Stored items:

# # # #

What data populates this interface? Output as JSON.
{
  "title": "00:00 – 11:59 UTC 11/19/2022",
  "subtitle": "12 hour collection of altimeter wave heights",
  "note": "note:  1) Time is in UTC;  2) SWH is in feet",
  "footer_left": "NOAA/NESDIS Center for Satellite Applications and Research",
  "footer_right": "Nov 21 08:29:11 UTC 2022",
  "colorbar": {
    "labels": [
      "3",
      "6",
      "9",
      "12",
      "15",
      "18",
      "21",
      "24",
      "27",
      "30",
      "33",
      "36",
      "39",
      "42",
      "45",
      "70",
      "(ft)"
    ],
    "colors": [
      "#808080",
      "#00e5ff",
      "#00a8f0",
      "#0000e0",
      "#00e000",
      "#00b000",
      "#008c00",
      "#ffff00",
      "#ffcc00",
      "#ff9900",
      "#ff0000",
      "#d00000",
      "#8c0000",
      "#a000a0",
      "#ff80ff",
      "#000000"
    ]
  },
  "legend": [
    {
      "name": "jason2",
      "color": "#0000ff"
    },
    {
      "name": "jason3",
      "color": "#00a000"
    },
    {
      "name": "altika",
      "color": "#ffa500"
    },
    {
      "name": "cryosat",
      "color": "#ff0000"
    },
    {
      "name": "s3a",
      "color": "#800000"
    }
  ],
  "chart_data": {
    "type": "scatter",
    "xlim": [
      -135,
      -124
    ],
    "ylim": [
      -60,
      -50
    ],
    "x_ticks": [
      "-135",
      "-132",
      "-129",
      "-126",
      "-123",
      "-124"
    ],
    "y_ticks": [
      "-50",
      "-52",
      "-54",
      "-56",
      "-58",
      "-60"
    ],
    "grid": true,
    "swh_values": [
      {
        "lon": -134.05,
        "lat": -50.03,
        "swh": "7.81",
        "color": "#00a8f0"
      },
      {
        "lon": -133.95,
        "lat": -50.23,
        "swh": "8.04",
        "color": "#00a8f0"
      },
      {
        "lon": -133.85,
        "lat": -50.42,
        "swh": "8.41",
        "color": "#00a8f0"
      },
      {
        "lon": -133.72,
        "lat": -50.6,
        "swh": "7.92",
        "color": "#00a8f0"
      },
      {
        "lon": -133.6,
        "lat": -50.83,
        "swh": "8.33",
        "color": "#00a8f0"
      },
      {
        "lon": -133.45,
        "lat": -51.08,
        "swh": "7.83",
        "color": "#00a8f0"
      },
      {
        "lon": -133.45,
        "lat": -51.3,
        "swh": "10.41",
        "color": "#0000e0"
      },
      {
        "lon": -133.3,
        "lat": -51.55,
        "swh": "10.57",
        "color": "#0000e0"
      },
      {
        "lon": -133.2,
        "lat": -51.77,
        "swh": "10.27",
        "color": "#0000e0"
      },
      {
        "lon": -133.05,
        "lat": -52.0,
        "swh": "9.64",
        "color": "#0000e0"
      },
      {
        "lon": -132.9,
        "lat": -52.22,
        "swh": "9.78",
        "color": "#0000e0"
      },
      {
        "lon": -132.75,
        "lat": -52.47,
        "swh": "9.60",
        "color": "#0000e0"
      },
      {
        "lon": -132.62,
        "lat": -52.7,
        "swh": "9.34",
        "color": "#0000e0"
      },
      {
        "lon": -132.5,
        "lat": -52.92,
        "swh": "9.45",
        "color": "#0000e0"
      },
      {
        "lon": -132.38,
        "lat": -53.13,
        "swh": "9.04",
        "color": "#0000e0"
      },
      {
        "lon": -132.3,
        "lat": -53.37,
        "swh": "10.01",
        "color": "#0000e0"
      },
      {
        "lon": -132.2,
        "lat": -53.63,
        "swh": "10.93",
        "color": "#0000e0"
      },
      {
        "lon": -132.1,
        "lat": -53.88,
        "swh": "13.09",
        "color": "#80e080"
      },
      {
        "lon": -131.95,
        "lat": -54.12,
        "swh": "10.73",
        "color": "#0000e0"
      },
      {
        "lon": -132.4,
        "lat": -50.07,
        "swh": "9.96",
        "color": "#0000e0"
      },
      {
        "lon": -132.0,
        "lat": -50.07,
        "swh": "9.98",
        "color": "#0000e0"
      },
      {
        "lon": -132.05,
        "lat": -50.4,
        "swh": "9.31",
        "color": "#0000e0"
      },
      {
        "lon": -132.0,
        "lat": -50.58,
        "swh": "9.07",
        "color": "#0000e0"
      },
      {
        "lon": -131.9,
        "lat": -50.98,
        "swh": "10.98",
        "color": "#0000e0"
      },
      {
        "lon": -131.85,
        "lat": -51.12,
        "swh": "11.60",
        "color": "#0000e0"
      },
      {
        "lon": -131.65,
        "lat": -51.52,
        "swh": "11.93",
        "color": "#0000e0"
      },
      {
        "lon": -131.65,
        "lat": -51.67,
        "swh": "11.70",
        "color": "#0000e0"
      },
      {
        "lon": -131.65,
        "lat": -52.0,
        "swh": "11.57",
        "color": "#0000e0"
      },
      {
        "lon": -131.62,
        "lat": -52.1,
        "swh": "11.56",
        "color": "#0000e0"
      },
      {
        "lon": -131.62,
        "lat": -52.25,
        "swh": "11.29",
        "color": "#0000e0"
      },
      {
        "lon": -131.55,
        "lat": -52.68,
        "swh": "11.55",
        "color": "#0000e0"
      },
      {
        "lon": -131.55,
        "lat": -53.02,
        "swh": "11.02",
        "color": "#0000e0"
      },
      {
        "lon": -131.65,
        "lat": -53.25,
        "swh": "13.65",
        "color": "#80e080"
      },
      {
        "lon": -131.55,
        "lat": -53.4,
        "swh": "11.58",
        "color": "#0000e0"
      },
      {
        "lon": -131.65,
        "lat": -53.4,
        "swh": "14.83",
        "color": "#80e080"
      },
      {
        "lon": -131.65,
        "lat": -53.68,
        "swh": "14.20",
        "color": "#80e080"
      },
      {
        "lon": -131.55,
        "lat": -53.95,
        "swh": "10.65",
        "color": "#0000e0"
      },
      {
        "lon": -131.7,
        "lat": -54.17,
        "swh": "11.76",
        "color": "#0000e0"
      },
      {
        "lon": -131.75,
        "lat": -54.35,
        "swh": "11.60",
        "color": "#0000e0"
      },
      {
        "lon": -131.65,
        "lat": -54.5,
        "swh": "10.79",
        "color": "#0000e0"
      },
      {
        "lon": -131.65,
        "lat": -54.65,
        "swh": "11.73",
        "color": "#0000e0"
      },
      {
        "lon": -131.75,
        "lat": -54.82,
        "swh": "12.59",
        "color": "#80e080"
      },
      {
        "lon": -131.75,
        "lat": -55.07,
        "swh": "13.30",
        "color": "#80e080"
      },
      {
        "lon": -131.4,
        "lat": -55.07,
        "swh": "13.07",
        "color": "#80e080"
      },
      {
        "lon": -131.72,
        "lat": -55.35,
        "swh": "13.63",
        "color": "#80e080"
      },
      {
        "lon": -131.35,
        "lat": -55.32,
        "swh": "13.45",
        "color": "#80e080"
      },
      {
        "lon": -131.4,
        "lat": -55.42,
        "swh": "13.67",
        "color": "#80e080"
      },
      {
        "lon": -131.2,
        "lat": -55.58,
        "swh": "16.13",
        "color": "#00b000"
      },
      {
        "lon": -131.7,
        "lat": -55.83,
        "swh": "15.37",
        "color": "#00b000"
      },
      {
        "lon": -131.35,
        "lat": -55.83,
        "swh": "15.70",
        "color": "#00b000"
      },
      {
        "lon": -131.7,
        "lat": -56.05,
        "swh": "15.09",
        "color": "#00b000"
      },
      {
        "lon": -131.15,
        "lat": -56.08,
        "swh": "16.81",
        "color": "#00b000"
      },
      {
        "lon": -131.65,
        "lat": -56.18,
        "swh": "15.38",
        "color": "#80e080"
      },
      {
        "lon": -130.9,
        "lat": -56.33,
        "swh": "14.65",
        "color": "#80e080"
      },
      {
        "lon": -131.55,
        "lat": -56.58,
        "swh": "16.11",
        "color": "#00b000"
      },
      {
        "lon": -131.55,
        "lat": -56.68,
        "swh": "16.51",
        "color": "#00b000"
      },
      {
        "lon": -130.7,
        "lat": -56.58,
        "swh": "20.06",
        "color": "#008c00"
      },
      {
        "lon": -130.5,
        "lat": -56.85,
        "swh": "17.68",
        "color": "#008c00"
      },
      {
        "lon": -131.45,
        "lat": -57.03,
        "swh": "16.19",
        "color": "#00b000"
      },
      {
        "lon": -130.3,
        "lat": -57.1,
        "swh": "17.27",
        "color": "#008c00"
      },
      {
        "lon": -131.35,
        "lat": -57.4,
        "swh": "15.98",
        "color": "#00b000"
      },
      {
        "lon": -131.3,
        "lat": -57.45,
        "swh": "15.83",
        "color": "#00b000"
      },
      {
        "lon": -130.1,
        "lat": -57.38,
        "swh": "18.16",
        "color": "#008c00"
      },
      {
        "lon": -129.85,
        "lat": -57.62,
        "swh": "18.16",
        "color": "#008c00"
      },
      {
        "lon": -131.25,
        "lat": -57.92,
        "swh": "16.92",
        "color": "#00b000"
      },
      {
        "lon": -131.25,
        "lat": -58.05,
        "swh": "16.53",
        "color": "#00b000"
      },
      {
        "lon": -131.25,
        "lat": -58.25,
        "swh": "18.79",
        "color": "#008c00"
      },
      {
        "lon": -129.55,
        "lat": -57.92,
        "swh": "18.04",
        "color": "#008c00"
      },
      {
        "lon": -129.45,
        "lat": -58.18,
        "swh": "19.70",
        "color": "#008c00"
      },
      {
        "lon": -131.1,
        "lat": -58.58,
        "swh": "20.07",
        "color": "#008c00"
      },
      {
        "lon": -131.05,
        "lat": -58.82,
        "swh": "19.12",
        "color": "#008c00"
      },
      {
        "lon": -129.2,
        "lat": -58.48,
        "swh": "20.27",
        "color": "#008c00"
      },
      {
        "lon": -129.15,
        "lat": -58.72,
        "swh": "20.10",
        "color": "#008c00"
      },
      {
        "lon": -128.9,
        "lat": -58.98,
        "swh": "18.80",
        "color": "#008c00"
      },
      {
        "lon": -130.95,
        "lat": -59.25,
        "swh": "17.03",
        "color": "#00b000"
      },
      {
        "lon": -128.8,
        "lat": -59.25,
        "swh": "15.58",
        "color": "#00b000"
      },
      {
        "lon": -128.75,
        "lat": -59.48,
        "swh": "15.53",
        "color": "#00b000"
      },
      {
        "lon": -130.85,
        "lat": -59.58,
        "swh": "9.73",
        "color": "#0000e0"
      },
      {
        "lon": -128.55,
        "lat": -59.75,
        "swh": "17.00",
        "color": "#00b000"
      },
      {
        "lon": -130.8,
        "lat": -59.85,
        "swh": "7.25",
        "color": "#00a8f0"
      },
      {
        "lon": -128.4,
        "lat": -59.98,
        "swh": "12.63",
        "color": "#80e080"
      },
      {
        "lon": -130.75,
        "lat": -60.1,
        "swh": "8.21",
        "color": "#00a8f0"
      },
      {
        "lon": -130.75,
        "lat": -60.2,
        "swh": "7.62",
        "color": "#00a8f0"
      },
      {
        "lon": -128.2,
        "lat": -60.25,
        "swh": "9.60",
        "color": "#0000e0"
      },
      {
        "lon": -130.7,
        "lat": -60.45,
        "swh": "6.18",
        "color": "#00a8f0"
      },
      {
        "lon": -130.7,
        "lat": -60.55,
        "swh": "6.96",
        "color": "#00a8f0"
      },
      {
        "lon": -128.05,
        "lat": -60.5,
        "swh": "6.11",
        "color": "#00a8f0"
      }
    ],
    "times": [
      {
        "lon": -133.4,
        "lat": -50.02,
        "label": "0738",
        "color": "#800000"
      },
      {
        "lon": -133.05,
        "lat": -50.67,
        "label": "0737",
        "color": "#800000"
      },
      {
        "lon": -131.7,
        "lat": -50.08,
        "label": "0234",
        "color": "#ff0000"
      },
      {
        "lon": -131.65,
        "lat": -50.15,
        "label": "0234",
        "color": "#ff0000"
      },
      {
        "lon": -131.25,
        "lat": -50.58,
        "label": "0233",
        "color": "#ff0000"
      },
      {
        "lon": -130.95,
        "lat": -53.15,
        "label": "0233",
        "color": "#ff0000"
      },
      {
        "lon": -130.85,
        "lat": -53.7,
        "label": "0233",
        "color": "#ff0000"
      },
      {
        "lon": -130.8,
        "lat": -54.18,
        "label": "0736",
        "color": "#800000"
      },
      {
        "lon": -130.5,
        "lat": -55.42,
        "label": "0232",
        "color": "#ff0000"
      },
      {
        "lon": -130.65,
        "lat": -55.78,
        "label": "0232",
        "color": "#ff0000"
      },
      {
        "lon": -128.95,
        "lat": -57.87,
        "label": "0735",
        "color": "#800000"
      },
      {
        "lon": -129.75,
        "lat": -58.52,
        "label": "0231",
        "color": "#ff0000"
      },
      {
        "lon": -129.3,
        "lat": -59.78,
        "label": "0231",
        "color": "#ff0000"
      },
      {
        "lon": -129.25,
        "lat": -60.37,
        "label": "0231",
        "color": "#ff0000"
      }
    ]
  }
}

# # # #

▸ **What you will do**: Filter the entries down to the lines containing "name". Copy each of those lines.

▸ **Finished task**:
      "name": "jason2",
      "name": "jason3",
      "name": "altika",
      "name": "cryosat",
      "name": "s3a",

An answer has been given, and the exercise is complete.